■ **Exercise aim**:
Please convert the lines from the first one through the one containing "172, 47, 184]", both included, into a Markdown table with the columns Row and Line, leaving out any blank lines.

■ **Data for the task**:
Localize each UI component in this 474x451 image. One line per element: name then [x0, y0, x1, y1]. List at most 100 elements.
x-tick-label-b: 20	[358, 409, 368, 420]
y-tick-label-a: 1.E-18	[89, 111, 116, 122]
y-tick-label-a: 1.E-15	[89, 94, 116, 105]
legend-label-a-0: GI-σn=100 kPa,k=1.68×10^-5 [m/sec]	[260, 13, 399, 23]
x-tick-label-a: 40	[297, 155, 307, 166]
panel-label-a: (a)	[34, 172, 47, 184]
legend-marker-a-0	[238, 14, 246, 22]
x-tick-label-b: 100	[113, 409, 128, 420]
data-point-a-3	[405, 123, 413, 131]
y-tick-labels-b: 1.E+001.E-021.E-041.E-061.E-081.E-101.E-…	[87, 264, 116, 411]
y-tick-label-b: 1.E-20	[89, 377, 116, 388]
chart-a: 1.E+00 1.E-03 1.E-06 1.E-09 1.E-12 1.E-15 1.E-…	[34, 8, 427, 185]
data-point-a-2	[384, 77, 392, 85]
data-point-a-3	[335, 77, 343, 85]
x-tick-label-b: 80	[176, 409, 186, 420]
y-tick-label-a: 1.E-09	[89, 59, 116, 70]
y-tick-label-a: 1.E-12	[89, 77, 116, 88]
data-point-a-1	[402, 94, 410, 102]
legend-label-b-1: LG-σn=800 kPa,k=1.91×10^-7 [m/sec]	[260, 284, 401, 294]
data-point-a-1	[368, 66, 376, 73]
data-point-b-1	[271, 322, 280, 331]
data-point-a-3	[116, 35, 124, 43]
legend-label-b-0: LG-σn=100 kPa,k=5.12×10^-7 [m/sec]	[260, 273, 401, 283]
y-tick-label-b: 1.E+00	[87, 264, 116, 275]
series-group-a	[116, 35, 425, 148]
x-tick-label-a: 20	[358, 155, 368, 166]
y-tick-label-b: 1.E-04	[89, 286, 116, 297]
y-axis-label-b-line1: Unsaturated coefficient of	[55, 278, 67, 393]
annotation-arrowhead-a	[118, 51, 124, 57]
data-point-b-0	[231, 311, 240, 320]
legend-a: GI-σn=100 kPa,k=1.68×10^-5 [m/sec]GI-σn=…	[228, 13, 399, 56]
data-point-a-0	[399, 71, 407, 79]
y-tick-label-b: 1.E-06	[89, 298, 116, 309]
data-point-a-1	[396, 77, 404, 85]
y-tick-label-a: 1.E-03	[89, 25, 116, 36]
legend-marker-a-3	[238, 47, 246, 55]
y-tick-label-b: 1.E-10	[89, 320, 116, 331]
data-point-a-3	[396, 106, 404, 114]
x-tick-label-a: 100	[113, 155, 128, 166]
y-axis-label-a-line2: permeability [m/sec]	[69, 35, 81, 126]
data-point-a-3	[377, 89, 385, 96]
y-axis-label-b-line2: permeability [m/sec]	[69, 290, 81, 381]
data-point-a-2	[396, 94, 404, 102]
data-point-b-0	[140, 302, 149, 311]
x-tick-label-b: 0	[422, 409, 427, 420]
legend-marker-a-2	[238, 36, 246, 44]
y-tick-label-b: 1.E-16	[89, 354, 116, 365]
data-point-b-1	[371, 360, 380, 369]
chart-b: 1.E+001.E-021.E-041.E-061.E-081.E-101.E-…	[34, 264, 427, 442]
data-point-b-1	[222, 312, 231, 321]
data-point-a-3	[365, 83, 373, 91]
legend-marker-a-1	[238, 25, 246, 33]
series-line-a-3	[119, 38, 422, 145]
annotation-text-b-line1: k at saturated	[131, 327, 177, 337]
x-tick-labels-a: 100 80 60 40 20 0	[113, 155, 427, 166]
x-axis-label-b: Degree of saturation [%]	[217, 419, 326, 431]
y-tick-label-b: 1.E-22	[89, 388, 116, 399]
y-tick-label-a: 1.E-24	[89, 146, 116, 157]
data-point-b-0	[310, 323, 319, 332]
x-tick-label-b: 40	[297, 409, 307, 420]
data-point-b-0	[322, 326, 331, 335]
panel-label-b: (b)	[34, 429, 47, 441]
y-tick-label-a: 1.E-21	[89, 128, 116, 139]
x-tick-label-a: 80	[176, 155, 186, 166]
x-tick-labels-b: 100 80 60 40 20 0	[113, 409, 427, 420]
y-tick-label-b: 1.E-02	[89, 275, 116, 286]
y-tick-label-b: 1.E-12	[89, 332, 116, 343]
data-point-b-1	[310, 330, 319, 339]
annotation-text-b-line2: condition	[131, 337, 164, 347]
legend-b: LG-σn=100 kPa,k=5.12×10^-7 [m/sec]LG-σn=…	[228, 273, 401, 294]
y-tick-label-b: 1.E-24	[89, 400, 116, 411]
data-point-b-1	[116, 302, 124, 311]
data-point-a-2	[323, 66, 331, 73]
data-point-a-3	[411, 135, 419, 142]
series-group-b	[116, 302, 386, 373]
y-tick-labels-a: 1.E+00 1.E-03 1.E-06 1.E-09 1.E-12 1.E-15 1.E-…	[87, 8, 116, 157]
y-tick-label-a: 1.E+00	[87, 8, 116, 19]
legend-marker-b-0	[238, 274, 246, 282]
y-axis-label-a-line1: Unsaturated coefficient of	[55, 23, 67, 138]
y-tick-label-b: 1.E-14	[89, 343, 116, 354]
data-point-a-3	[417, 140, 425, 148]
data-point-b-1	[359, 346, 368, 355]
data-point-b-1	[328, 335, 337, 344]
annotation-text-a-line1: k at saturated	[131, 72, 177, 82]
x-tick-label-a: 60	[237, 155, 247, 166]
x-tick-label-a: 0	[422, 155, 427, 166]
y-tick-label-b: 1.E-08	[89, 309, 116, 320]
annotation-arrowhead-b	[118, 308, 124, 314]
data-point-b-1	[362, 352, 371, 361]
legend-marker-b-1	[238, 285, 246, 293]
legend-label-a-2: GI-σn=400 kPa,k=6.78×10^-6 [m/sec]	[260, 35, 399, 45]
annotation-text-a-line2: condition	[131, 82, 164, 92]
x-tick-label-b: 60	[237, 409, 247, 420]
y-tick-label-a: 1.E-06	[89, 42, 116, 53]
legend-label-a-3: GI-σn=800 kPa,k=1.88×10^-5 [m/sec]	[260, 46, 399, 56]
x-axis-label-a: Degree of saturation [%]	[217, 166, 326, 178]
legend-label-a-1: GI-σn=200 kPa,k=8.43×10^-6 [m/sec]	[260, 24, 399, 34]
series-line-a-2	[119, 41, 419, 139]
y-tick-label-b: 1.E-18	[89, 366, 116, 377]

■ **Solution to this exercise**:
| Row | Line |
|---|---|
| 1 | Localize each UI component in this 474x451 image. One line per element: name then [x0, y0, x1, y1]. List at most 100 elements. |
| 2 | x-tick-label-b: 20	[358, 409, 368, 420] |
| 3 | y-tick-label-a: 1.E-18	[89, 111, 116, 122] |
| 4 | y-tick-label-a: 1.E-15	[89, 94, 116, 105] |
| 5 | legend-label-a-0: GI-σn=100 kPa,k=1.68×10^-5 [m/sec]	[260, 13, 399, 23] |
| 6 | x-tick-label-a: 40	[297, 155, 307, 166] |
| 7 | panel-label-a: (a)	[34, 172, 47, 184] |